Task to complete » Retype all the records with nothing changed.

Extracted entries »
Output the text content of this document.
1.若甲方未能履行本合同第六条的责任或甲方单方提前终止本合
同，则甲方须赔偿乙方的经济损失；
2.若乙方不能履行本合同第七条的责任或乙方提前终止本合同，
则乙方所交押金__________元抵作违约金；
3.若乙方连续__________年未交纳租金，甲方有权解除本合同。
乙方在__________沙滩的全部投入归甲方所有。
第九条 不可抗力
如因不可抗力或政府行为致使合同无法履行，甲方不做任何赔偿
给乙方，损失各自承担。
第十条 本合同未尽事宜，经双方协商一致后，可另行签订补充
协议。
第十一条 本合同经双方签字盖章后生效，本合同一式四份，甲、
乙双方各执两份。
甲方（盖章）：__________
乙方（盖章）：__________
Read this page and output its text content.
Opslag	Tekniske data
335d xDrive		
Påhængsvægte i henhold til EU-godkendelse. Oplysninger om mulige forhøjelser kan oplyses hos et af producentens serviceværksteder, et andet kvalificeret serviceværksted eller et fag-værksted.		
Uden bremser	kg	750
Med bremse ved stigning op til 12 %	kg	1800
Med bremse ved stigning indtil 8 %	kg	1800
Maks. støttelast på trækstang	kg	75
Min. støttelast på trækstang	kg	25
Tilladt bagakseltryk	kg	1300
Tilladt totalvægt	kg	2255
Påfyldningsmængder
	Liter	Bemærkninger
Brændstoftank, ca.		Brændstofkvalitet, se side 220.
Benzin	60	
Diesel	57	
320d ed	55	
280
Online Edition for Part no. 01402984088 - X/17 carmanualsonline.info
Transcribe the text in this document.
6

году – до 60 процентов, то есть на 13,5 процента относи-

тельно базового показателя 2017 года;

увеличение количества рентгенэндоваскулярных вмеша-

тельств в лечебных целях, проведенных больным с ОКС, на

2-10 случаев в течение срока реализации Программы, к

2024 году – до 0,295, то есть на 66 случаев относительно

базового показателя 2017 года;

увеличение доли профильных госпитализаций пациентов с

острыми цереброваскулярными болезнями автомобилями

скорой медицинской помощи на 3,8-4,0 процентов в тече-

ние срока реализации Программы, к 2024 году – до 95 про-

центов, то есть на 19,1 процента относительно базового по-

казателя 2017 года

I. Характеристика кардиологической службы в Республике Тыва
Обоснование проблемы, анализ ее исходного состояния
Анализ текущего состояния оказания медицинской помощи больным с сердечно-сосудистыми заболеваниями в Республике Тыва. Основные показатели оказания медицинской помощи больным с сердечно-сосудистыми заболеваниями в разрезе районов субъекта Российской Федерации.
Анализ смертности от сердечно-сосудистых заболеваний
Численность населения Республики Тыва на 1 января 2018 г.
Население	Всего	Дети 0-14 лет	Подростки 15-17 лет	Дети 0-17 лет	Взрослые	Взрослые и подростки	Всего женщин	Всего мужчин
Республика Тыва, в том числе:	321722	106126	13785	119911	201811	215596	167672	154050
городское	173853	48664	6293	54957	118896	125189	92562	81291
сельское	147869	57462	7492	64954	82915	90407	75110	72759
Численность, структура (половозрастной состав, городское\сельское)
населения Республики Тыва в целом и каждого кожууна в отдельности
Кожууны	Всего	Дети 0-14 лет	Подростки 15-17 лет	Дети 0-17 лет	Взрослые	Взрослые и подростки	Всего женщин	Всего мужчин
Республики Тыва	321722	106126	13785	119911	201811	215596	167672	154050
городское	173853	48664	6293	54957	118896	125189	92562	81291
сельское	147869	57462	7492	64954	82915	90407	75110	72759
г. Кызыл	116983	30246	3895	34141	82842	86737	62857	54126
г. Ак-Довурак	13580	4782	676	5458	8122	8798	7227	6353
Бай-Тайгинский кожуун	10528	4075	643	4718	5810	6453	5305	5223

Finished exercise »
Output the text content of this document.
1.若甲方未能履行本合同第六条的责任或甲方单方提前终止本合
同，则甲方须赔偿乙方的经济损失；
2.若乙方不能履行本合同第七条的责任或乙方提前终止本合同，
则乙方所交押金__________元抵作违约金；
3.若乙方连续__________年未交纳租金，甲方有权解除本合同。
乙方在__________沙滩的全部投入归甲方所有。
第九条 不可抗力
如因不可抗力或政府行为致使合同无法履行，甲方不做任何赔偿
给乙方，损失各自承担。
第十条 本合同未尽事宜，经双方协商一致后，可另行签订补充
协议。
第十一条 本合同经双方签字盖章后生效，本合同一式四份，甲、
乙双方各执两份。
甲方（盖章）：__________
乙方（盖章）：__________
Read this page and output its text content.
Opslag	Tekniske data
335d xDrive		
Påhængsvægte i henhold til EU-godkendelse. Oplysninger om mulige forhøjelser kan oplyses hos et af producentens serviceværksteder, et andet kvalificeret serviceværksted eller et fag-værksted.		
Uden bremser	kg	750
Med bremse ved stigning op til 12 %	kg	1800
Med bremse ved stigning indtil 8 %	kg	1800
Maks. støttelast på trækstang	kg	75
Min. støttelast på trækstang	kg	25
Tilladt bagakseltryk	kg	1300
Tilladt totalvægt	kg	2255
Påfyldningsmængder
	Liter	Bemærkninger
Brændstoftank, ca.		Brændstofkvalitet, se side 220.
Benzin	60	
Diesel	57	
320d ed	55	
280
Online Edition for Part no. 01402984088 - X/17 carmanualsonline.info
Transcribe the text in this document.
6

году – до 60 процентов, то есть на 13,5 процента относи-

тельно базового показателя 2017 года;

увеличение количества рентгенэндоваскулярных вмеша-

тельств в лечебных целях, проведенных больным с ОКС, на

2-10 случаев в течение срока реализации Программы, к

2024 году – до 0,295, то есть на 66 случаев относительно

базового показателя 2017 года;

увеличение доли профильных госпитализаций пациентов с

острыми цереброваскулярными болезнями автомобилями

скорой медицинской помощи на 3,8-4,0 процентов в тече-

ние срока реализации Программы, к 2024 году – до 95 про-

центов, то есть на 19,1 процента относительно базового по-

казателя 2017 года

I. Характеристика кардиологической службы в Республике Тыва
Обоснование проблемы, анализ ее исходного состояния
Анализ текущего состояния оказания медицинской помощи больным с сердечно-сосудистыми заболеваниями в Республике Тыва. Основные показатели оказания медицинской помощи больным с сердечно-сосудистыми заболеваниями в разрезе районов субъекта Российской Федерации.
Анализ смертности от сердечно-сосудистых заболеваний
Численность населения Республики Тыва на 1 января 2018 г.
Население	Всего	Дети 0-14 лет	Подростки 15-17 лет	Дети 0-17 лет	Взрослые	Взрослые и подростки	Всего женщин	Всего мужчин
Республика Тыва, в том числе:	321722	106126	13785	119911	201811	215596	167672	154050
городское	173853	48664	6293	54957	118896	125189	92562	81291
сельское	147869	57462	7492	64954	82915	90407	75110	72759
Численность, структура (половозрастной состав, городское\сельское)
населения Республики Тыва в целом и каждого кожууна в отдельности
Кожууны	Всего	Дети 0-14 лет	Подростки 15-17 лет	Дети 0-17 лет	Взрослые	Взрослые и подростки	Всего женщин	Всего мужчин
Республики Тыва	321722	106126	13785	119911	201811	215596	167672	154050
городское	173853	48664	6293	54957	118896	125189	92562	81291
сельское	147869	57462	7492	64954	82915	90407	75110	72759
г. Кызыл	116983	30246	3895	34141	82842	86737	62857	54126
г. Ак-Довурак	13580	4782	676	5458	8122	8798	7227	6353
Бай-Тайгинский кожуун	10528	4075	643	4718	5810	6453	5305	5223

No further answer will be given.